**RECORDS SHOWN:**
>> START

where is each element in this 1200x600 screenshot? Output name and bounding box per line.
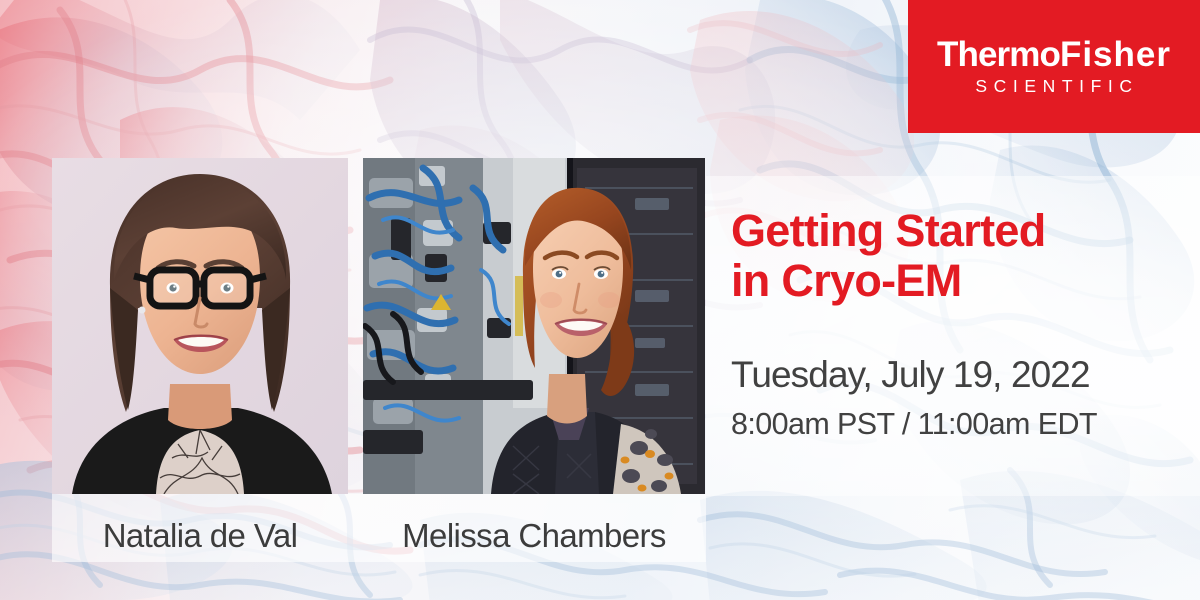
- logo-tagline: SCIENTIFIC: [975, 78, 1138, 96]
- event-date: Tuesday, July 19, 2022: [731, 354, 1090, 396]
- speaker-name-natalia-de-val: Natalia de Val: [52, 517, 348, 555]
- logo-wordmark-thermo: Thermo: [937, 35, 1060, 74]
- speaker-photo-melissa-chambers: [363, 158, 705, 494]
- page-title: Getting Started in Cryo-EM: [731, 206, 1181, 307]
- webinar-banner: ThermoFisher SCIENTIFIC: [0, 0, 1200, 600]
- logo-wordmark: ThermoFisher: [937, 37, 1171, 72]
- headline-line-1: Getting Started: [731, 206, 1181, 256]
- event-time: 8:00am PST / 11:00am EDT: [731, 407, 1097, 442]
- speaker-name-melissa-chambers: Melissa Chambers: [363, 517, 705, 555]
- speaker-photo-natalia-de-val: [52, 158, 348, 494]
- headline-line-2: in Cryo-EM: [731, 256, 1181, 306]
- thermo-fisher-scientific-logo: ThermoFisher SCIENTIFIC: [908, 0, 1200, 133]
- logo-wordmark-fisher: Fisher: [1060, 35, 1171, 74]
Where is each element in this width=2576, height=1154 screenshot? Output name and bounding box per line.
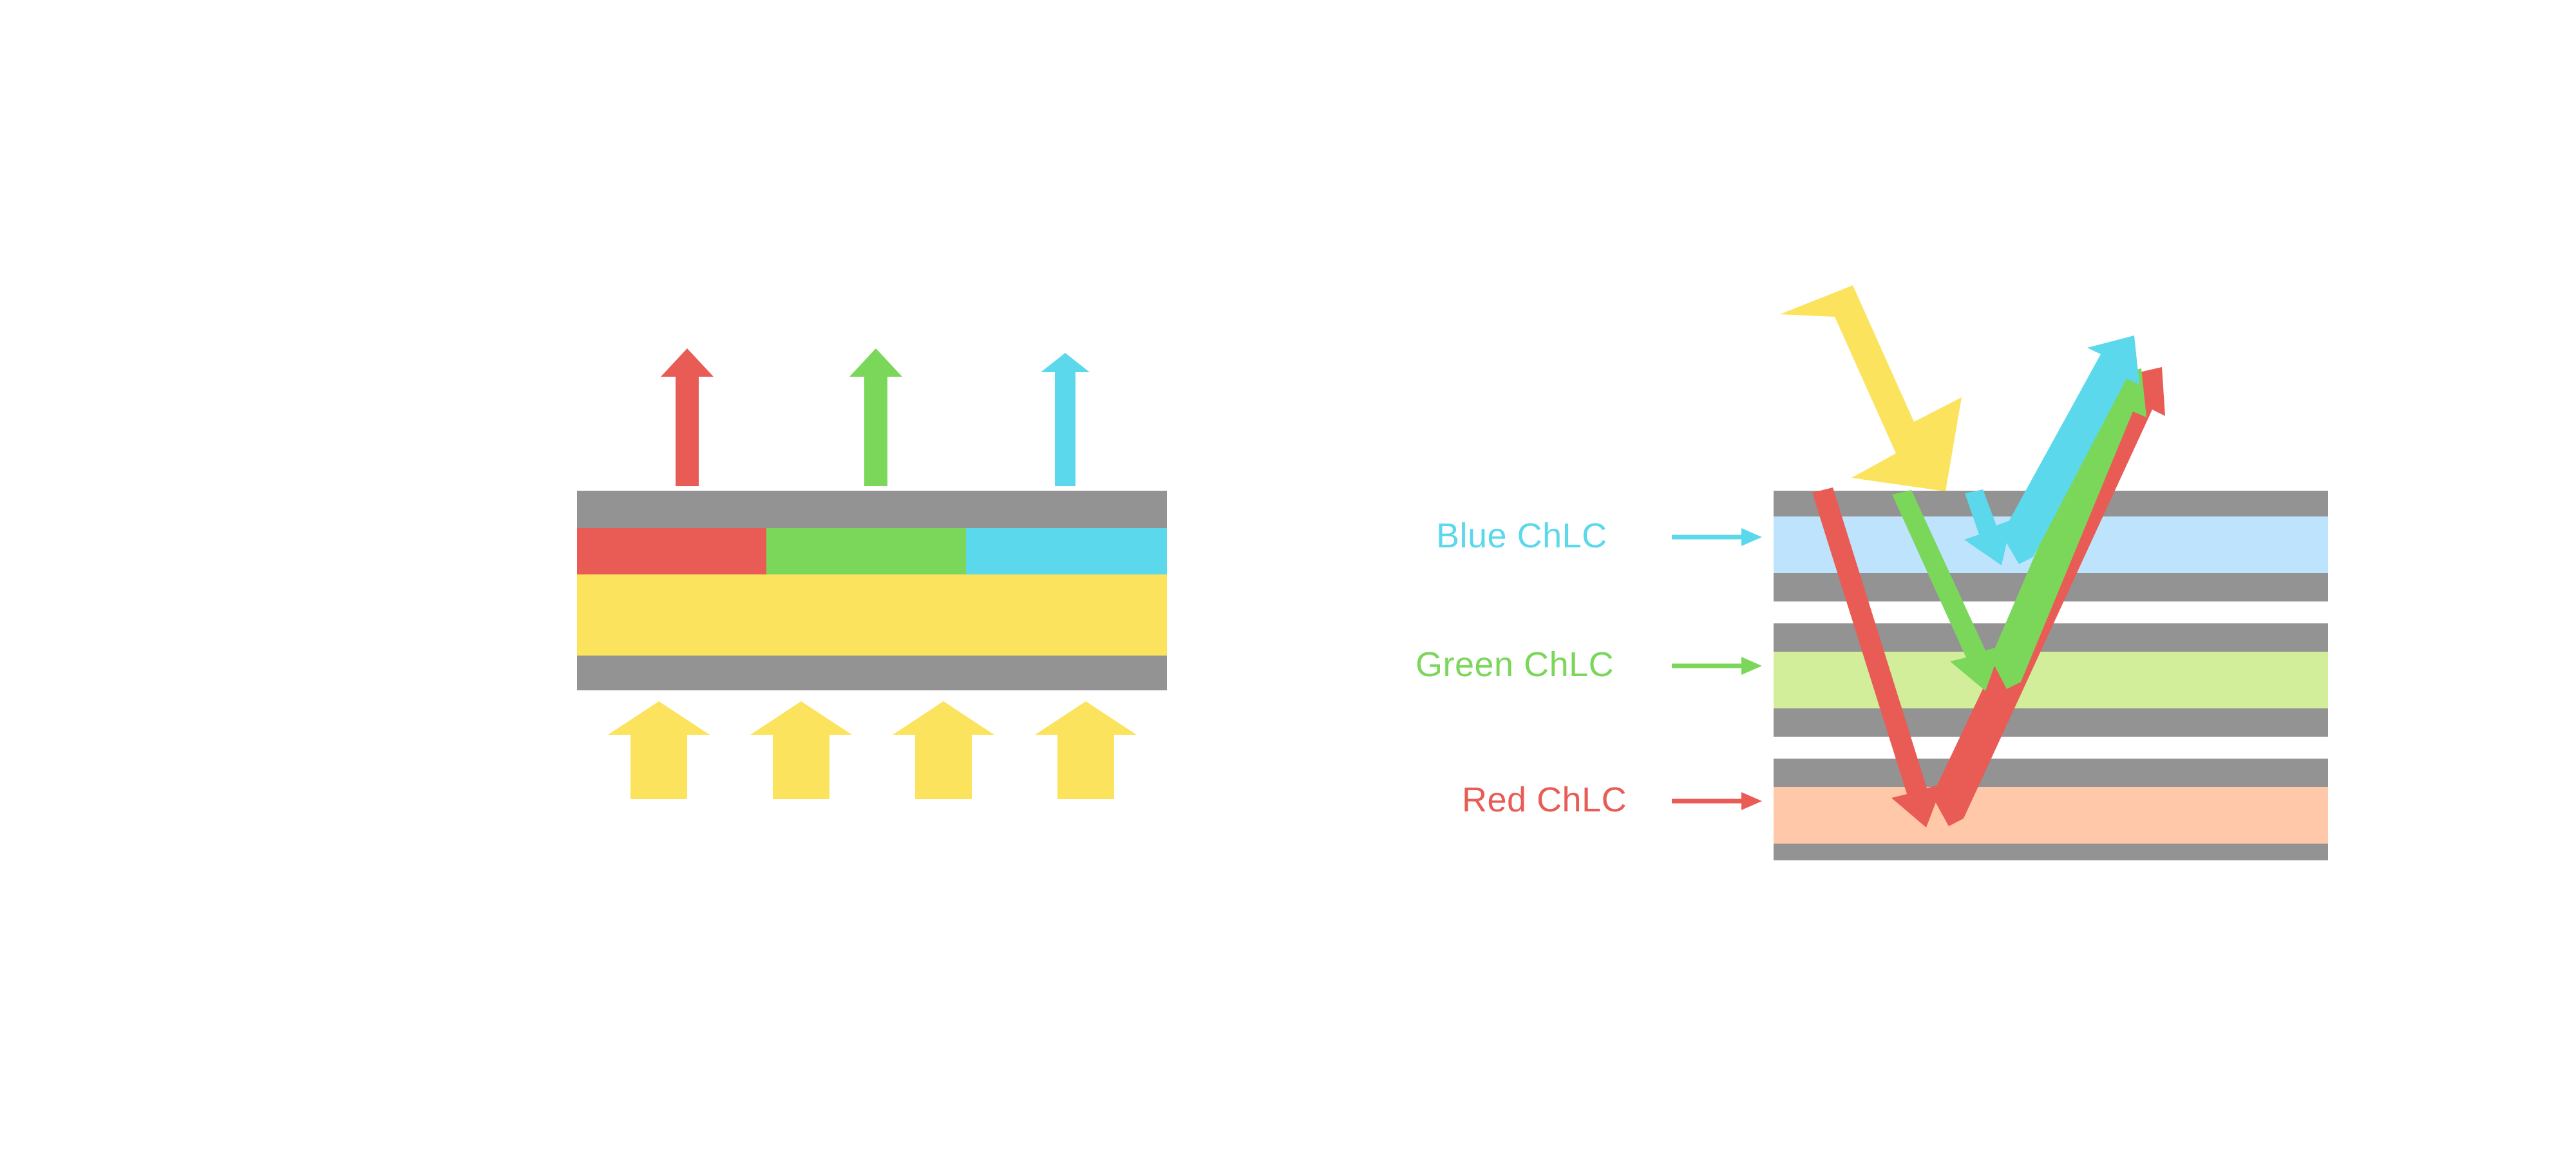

>> END

**INSTRUCTIONS TO FOLLOW:**
Copy out every line of the records above word for word, omitting the pictures.

**FINISHED TASK:**
where is each element in this 1200x600 screenshot? Output name and bounding box per line.
- logo-tagline: SCIENTIFIC: [975, 78, 1138, 96]
- event-date: Tuesday, July 19, 2022: [731, 354, 1090, 396]
- speaker-name-natalia-de-val: Natalia de Val: [52, 517, 348, 555]
- logo-wordmark-thermo: Thermo: [937, 35, 1060, 74]
- speaker-photo-melissa-chambers: [363, 158, 705, 494]
- page-title: Getting Started in Cryo-EM: [731, 206, 1181, 307]
- webinar-banner: ThermoFisher SCIENTIFIC: [0, 0, 1200, 600]
- logo-wordmark: ThermoFisher: [937, 37, 1171, 72]
- headline-line-1: Getting Started: [731, 206, 1181, 256]
- event-time: 8:00am PST / 11:00am EDT: [731, 407, 1097, 442]
- speaker-name-melissa-chambers: Melissa Chambers: [363, 517, 705, 555]
- speaker-photo-natalia-de-val: [52, 158, 348, 494]
- headline-line-2: in Cryo-EM: [731, 256, 1181, 306]
- thermo-fisher-scientific-logo: ThermoFisher SCIENTIFIC: [908, 0, 1200, 133]
- logo-wordmark-fisher: Fisher: [1060, 35, 1171, 74]
Where is each element in this width=2576, height=1154 screenshot? Output name and bounding box per line.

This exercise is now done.